• [Exercise requirements]: Scan the material and copy every line in which "Протоіерея" appears.
[Begin Supplied information]
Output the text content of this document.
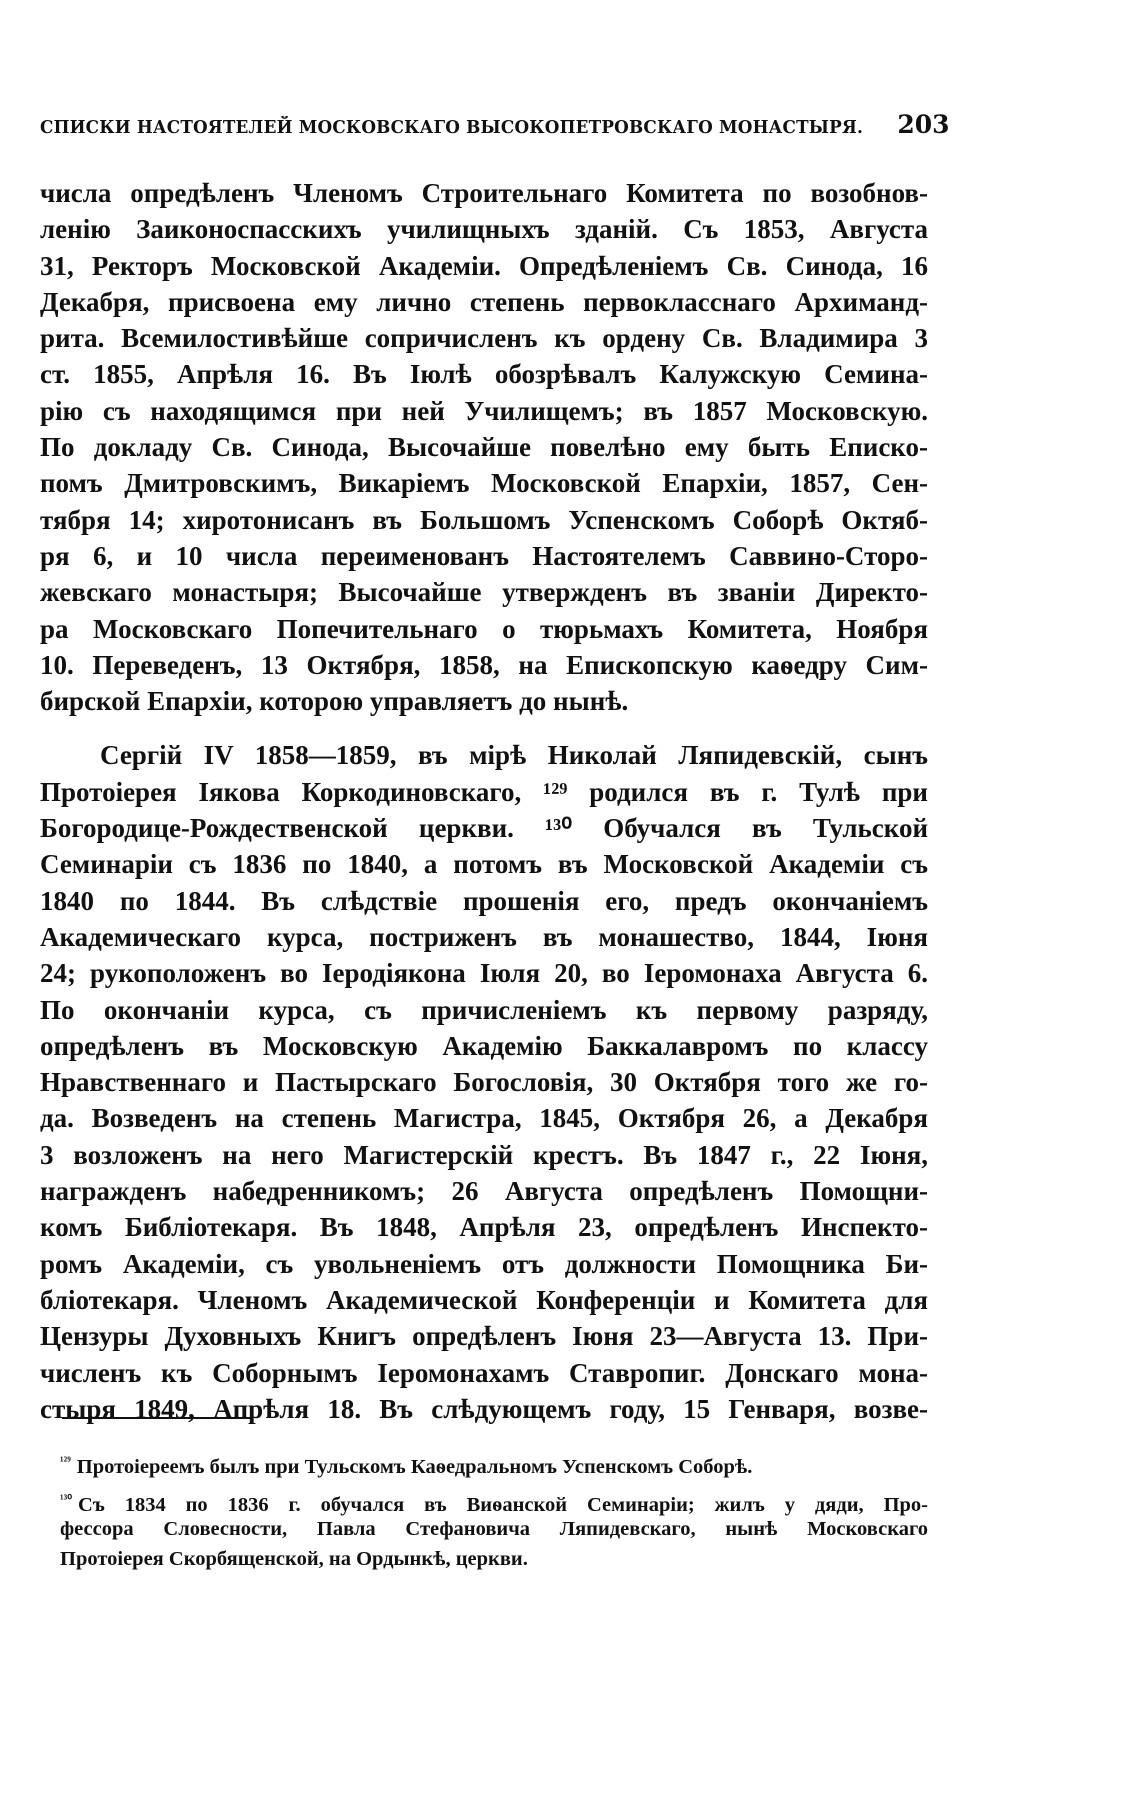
СПИСКИ НАСТОЯТЕЛЕЙ МОСКОВСКАГО ВЫСОКОПЕТРОВСКАГО МОНАСТЫРЯ. 203
числа опредѣленъ Членомъ Строительнаго Комитета по возобнов-
ленію Заиконоспасскихъ училищныхъ зданій. Съ 1853, Августа
31, Ректоръ Московской Академіи. Опредѣленіемъ Св. Синода, 16
Декабря, присвоена ему лично степень первокласснаго Архиманд-
рита. Всемилостивѣйше сопричисленъ къ ордену Св. Владимира 3
ст. 1855, Апрѣля 16. Въ Іюлѣ обозрѣвалъ Калужскую Семина-
рію съ находящимся при ней Училищемъ; въ 1857 Московскую.
По докладу Св. Синода, Высочайше повелѣно ему быть Еписко-
помъ Дмитровскимъ, Викаріемъ Московской Епархіи, 1857, Сен-
тября 14; хиротонисанъ въ Большомъ Успенскомъ Соборѣ Октяб-
ря 6, и 10 числа переименованъ Настоятелемъ Саввино-Сторо-
жевскаго монастыря; Высочайше утвержденъ въ званіи Директо-
ра Московскаго Попечительнаго о тюрьмахъ Комитета, Ноября
10. Переведенъ, 13 Октября, 1858, на Епископскую каѳедру Сим-
бирской Епархіи, которою управляетъ до нынѣ.
Сергій IV 1858—1859, въ мірѣ Николай Ляпидевскій, сынъ
Протоіерея Іякова Коркодиновскаго, ¹²⁹ родился въ г. Тулѣ при
Богородице-Рождественской церкви. ¹³⁰ Обучался въ Тульской
Семинаріи съ 1836 по 1840, а потомъ въ Московской Академіи съ
1840 по 1844. Въ слѣдствіе прошенія его, предъ окончаніемъ
Академическаго курса, постриженъ въ монашество, 1844, Іюня
24; рукоположенъ во Іеродіякона Іюля 20, во Іеромонаха Августа 6.
По окончаніи курса, съ причисленіемъ къ первому разряду,
опредѣленъ въ Московскую Академію Баккалавромъ по классу
Нравственнаго и Пастырскаго Богословія, 30 Октября того же го-
да. Возведенъ на степень Магистра, 1845, Октября 26, а Декабря
3 возложенъ на него Магистерскій крестъ. Въ 1847 г., 22 Іюня,
награжденъ набедренникомъ; 26 Августа опредѣленъ Помощни-
комъ Библіотекаря. Въ 1848, Апрѣля 23, опредѣленъ Инспекто-
ромъ Академіи, съ увольненіемъ отъ должности Помощника Би-
бліотекаря. Членомъ Академической Конференціи и Комитета для
Цензуры Духовныхъ Книгъ опредѣленъ Іюня 23—Августа 13. При-
численъ къ Соборнымъ Іеромонахамъ Ставропиг. Донскаго мона-
стыря 1849, Апрѣля 18. Въ слѣдующемъ году, 15 Генваря, возве-
$^{^{129}}$ Протоіереемъ былъ при Тульскомъ Каѳедральномъ Успенскомъ Соборѣ.
$^{^{130}}$ Съ 1834 по 1836 г. обучался въ Виѳанской Семинаріи; жилъ у дяди, Про-
фессора Словесности, Павла Стефановича Ляпидевскаго, нынѣ Московскаго
Протоіерея Скорбященской, на Ордынкѣ, церкви.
[End Supplied information]
• [Output for this task]:
Протоіерея Іякова Коркодиновскаго, ¹²⁹ родился въ г. Тулѣ при
Протоіерея Скорбященской, на Ордынкѣ, церкви.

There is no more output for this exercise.